* _Requirement_
Write the number of lines holding the word "components", and nothing else.

Saved entries
==========

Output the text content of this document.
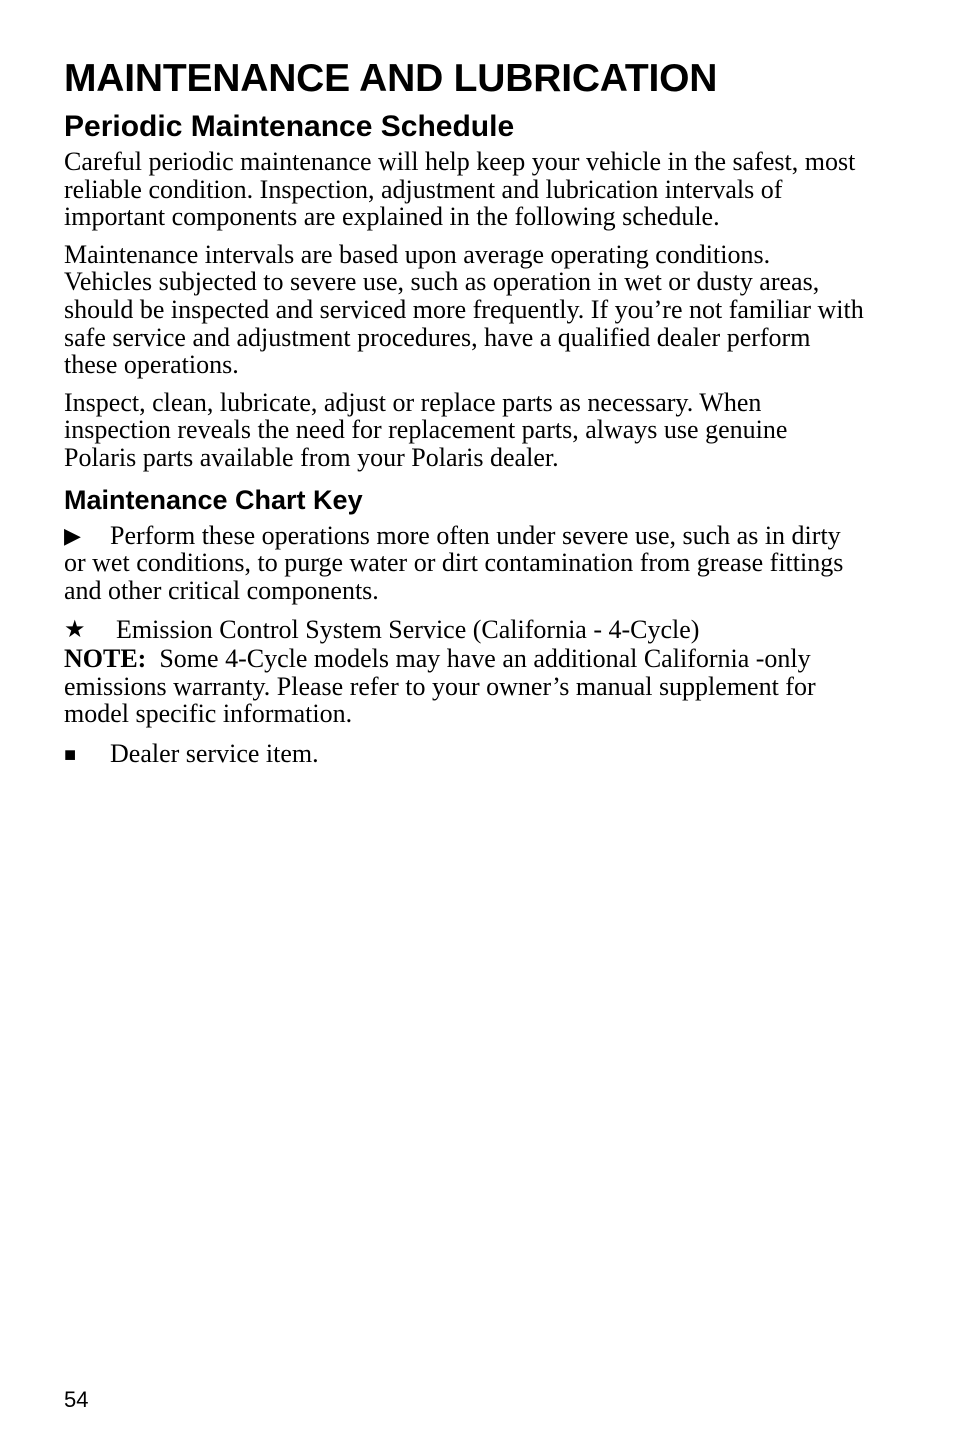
MAINTENANCE AND LUBRICATION
Periodic Maintenance Schedule

Careful periodic maintenance will help keep your vehicle in the safest, most reliable condition. Inspection, adjustment and lubrication intervals of important components are explained in the following schedule.

Maintenance intervals are based upon average operating conditions. Vehicles subjected to severe use, such as operation in wet or dusty areas, should be inspected and serviced more frequently. If you’re not familiar with safe service and adjustment procedures, have a qualified dealer perform these operations.

Inspect, clean, lubricate, adjust or replace parts as necessary. When inspection reveals the need for replacement parts, always use genuine Polaris parts available from your Polaris dealer.

Maintenance Chart Key
▶ Perform these operations more often under severe use, such as in dirty or wet conditions, to purge water or dirt contamination from grease fittings and other critical components.
★ Emission Control System Service (California - 4-Cycle)
NOTE: Some 4-Cycle models may have an additional California -only emissions warranty. Please refer to your owner’s manual supplement for model specific information.
■ Dealer service item.
54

==========

* _Solution to the problem_
2